**Working data**
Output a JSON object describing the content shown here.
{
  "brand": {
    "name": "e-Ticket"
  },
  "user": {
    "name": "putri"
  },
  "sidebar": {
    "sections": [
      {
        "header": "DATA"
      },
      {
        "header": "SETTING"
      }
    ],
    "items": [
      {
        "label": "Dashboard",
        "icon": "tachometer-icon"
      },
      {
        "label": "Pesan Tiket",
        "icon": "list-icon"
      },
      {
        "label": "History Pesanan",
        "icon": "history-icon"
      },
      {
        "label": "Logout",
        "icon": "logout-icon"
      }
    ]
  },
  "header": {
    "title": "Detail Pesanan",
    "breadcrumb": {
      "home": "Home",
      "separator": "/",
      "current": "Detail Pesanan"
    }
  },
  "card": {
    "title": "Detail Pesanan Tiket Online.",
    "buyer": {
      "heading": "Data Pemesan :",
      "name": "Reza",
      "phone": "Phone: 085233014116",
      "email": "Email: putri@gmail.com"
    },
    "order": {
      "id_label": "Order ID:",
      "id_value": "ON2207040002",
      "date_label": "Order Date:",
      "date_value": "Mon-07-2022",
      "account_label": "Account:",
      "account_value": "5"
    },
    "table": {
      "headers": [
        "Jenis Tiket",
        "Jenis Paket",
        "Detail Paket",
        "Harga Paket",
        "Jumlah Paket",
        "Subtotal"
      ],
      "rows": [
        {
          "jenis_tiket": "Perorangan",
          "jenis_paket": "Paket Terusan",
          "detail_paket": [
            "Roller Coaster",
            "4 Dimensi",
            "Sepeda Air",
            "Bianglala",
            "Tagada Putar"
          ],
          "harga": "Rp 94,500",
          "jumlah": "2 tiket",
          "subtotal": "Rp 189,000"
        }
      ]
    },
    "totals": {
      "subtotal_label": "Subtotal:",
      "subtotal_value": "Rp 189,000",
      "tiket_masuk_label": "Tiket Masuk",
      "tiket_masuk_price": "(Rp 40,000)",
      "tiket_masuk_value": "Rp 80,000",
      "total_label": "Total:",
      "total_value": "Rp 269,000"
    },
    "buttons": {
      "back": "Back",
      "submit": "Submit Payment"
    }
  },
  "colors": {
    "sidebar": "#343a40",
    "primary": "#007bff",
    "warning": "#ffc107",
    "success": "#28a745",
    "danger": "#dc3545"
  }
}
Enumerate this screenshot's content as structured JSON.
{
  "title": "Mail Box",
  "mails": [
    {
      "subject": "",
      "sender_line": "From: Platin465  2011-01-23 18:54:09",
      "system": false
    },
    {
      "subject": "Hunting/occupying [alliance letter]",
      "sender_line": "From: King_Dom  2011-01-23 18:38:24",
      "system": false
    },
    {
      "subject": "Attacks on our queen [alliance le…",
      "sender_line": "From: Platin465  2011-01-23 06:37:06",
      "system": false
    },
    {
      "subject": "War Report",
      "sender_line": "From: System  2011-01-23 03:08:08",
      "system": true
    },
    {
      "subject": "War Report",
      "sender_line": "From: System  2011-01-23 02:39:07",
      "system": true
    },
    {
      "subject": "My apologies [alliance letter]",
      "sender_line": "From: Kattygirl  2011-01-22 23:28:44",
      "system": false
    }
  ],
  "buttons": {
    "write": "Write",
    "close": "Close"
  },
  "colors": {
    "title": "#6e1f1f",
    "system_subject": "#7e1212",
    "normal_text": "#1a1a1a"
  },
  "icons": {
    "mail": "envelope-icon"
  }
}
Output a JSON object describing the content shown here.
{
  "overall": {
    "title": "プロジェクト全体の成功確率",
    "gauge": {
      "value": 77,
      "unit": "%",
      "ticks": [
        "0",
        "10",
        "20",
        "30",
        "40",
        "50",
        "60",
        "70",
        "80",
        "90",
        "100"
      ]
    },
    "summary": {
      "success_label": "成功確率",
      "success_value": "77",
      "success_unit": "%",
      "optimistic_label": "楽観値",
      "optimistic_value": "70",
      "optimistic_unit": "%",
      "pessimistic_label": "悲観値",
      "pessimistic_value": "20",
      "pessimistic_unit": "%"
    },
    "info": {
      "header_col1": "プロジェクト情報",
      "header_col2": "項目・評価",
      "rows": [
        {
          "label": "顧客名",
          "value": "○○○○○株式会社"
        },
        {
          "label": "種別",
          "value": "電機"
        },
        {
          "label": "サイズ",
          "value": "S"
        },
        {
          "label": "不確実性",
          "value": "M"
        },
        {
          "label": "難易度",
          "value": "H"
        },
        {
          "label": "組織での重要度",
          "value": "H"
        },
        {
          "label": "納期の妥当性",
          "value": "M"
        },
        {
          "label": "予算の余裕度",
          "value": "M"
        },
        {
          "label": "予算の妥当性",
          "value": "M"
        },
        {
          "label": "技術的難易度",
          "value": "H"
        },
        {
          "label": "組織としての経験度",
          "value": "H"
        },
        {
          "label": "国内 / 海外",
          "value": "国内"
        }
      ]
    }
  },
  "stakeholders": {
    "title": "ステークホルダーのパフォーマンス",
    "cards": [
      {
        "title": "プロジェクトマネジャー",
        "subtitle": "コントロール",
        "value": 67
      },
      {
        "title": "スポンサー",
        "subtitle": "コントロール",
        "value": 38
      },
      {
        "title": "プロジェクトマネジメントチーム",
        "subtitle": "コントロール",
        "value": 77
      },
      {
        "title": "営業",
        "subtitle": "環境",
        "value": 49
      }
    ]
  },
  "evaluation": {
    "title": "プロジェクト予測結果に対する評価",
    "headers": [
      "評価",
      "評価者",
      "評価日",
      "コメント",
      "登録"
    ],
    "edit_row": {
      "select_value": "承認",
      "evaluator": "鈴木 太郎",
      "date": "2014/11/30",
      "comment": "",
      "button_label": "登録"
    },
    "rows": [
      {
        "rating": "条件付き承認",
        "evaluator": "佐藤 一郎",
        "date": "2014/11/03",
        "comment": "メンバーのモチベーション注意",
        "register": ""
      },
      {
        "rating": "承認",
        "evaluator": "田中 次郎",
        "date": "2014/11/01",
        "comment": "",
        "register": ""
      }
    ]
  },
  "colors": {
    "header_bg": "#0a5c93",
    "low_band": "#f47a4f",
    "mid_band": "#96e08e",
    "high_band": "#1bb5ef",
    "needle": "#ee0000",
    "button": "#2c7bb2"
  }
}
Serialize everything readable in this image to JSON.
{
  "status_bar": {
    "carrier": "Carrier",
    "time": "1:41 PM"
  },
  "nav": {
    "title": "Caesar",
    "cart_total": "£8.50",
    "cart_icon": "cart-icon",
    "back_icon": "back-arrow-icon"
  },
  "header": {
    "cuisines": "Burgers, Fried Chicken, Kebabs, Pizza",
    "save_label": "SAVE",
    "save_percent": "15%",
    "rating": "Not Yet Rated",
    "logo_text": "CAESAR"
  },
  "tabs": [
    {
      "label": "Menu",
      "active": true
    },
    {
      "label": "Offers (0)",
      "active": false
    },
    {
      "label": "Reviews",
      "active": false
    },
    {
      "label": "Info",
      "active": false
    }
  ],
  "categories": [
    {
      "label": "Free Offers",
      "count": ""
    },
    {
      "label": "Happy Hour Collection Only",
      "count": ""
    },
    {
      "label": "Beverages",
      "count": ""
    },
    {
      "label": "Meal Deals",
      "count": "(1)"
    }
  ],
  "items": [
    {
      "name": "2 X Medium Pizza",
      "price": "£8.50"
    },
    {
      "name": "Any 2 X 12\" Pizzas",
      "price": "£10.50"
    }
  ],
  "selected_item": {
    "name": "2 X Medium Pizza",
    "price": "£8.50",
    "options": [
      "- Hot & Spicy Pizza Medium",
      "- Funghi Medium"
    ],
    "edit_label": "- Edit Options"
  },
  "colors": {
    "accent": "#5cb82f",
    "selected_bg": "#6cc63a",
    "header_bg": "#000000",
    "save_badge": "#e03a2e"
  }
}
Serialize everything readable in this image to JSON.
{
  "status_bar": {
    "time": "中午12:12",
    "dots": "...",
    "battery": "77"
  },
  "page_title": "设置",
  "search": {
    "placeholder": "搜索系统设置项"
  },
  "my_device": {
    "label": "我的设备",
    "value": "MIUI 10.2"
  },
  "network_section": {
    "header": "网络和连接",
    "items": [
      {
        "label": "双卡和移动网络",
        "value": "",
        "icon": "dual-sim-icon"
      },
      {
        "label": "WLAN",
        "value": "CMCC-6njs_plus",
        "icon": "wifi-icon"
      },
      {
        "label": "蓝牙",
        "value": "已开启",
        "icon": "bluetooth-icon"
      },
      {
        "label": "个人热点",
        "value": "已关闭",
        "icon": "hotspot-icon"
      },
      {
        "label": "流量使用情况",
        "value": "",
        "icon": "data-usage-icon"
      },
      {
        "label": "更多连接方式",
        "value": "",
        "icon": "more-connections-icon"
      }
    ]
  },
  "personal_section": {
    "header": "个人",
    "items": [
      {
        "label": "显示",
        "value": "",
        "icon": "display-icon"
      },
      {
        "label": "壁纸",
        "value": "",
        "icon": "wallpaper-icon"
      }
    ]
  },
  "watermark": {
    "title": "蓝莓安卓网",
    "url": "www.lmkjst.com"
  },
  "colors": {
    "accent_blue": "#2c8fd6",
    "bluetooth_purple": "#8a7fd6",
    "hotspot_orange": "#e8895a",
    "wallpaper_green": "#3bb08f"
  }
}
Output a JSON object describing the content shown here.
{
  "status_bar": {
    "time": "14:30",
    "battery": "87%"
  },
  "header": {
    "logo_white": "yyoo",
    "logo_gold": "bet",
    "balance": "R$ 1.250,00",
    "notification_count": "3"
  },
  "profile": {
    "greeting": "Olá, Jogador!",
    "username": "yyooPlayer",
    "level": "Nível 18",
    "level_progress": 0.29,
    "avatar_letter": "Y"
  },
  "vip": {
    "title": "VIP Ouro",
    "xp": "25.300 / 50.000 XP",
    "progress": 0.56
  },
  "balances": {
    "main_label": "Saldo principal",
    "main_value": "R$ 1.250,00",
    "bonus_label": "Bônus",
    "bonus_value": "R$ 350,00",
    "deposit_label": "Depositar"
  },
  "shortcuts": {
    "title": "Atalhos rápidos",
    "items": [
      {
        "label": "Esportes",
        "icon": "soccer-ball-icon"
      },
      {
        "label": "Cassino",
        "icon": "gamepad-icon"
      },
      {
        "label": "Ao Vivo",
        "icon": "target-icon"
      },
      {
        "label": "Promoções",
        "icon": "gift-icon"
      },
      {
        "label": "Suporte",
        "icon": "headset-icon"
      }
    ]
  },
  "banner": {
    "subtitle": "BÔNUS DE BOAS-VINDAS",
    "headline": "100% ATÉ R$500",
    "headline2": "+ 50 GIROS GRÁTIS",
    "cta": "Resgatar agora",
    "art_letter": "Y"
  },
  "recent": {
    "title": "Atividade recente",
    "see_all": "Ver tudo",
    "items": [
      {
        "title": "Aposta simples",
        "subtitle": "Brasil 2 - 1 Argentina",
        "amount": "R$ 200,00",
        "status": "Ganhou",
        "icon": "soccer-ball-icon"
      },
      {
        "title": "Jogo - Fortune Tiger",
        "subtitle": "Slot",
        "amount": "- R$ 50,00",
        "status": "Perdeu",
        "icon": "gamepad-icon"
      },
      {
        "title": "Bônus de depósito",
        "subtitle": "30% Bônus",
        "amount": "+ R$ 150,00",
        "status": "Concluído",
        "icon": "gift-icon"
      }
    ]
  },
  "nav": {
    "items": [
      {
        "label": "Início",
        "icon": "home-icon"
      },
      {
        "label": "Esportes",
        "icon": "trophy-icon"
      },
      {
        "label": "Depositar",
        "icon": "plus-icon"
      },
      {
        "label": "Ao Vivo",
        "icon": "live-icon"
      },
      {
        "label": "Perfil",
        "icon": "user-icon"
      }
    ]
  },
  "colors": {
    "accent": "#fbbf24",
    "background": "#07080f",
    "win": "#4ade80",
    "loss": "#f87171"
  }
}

**What to work on**
Look through the data above. Find each line with the string "Pesanan" and copy it.

**Solution to the problem**
        "label": "History Pesanan",
    "title": "Detail Pesanan",
      "current": "Detail Pesanan"
    "title": "Detail Pesanan Tiket Online.",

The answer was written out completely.